* **Given exercise**
Your answer should be a single number: the count of lines that include "WIDTH".

* **Working data**
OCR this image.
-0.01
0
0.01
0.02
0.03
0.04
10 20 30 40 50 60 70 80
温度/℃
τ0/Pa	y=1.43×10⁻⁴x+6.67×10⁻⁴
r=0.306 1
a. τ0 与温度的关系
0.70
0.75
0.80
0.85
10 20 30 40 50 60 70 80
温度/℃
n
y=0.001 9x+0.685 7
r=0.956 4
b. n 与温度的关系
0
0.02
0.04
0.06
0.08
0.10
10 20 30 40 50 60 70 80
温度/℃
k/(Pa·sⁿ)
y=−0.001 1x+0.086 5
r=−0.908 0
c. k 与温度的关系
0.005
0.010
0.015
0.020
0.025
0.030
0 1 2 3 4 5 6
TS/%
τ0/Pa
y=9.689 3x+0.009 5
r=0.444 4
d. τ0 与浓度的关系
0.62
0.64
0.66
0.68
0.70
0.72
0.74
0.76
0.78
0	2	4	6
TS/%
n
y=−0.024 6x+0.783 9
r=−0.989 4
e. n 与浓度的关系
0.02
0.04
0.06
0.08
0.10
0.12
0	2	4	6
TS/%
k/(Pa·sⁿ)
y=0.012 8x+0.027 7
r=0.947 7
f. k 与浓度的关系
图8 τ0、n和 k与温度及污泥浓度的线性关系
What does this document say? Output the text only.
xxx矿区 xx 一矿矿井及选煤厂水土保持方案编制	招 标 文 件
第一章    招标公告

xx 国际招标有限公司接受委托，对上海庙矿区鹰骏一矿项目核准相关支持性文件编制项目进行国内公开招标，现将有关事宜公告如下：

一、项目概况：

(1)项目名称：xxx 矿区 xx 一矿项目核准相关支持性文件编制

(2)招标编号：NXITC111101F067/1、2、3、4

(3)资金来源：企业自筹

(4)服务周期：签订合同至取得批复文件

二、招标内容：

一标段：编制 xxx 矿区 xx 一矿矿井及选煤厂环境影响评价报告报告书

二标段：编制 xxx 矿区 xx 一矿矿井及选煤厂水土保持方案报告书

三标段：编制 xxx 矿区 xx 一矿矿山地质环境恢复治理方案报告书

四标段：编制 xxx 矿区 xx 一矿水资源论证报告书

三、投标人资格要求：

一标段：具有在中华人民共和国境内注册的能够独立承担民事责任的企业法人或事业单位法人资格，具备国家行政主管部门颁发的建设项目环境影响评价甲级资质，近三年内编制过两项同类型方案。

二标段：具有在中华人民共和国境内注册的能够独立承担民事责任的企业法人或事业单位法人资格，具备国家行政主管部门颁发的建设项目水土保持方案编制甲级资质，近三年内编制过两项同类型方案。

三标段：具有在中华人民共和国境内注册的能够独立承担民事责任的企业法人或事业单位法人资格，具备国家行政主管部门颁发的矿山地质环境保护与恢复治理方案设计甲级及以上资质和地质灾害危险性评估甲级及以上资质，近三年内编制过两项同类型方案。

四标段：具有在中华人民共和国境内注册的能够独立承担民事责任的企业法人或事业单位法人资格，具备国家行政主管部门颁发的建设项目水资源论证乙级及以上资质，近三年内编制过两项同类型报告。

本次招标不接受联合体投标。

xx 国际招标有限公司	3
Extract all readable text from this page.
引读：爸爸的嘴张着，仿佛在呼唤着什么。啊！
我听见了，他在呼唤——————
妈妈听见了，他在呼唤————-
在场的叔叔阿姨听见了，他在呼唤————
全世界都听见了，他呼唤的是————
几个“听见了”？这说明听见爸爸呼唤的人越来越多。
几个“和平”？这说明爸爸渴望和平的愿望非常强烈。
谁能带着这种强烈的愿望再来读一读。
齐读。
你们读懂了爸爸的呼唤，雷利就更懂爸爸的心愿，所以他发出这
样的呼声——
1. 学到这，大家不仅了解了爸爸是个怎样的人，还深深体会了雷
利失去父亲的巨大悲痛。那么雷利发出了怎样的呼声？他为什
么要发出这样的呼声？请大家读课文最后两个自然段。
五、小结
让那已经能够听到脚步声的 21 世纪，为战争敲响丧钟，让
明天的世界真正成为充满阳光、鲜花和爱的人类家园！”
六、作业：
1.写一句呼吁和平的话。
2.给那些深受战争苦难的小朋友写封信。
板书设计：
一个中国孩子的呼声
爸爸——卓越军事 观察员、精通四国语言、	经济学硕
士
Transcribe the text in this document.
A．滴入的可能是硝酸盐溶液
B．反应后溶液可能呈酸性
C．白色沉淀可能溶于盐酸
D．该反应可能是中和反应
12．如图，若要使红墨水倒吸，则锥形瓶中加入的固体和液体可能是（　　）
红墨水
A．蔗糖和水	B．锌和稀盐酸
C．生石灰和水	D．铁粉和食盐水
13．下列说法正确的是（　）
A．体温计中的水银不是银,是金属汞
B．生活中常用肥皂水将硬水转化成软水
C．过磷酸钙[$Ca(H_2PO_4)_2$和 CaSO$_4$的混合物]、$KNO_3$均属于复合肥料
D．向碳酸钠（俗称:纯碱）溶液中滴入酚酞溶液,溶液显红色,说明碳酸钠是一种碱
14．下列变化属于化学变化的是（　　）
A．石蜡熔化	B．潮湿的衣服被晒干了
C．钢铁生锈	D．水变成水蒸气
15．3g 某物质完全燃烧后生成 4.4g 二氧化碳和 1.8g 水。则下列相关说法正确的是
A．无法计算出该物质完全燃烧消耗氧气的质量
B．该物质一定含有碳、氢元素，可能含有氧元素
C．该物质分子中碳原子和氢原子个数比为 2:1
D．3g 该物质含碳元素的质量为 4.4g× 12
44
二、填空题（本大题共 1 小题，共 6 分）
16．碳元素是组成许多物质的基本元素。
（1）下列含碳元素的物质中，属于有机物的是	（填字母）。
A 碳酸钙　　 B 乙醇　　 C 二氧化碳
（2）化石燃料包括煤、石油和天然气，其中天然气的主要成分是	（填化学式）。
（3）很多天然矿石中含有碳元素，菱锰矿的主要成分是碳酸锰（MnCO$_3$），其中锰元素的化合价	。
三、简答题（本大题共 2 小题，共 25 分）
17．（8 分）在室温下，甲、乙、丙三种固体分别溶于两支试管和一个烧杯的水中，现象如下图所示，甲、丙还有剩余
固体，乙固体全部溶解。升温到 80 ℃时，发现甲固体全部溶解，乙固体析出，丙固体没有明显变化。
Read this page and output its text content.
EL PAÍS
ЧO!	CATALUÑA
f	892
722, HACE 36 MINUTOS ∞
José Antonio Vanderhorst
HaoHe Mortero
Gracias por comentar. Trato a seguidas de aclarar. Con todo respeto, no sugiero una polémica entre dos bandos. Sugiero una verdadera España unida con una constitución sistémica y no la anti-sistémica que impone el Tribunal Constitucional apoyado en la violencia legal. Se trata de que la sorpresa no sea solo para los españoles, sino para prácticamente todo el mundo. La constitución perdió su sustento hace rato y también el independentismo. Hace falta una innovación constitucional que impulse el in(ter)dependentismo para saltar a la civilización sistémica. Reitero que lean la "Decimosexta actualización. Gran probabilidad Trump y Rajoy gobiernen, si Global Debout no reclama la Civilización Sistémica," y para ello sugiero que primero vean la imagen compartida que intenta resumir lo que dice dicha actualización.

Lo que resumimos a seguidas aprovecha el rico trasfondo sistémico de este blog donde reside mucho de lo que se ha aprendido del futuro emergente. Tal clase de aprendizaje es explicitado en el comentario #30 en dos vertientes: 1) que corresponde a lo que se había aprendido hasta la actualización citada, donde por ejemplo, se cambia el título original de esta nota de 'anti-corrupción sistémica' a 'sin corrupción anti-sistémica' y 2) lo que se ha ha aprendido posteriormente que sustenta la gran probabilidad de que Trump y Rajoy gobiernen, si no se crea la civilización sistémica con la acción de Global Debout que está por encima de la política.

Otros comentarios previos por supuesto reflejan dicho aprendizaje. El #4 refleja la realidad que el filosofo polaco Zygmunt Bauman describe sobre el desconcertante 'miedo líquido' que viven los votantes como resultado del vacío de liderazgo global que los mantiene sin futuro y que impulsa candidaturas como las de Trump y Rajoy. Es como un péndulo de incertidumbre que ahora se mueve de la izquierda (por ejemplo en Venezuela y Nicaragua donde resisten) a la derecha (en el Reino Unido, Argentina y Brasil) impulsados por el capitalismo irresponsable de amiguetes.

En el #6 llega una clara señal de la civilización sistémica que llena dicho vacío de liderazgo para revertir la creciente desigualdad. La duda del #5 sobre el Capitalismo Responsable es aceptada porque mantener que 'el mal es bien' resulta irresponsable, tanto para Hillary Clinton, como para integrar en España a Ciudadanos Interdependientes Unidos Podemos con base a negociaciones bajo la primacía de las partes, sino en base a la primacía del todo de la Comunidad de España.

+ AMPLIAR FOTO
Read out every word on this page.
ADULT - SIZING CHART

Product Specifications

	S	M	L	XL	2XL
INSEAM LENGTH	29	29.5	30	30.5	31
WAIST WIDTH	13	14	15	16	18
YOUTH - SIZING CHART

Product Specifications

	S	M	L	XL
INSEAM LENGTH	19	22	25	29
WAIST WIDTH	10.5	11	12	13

* **Task solution**
2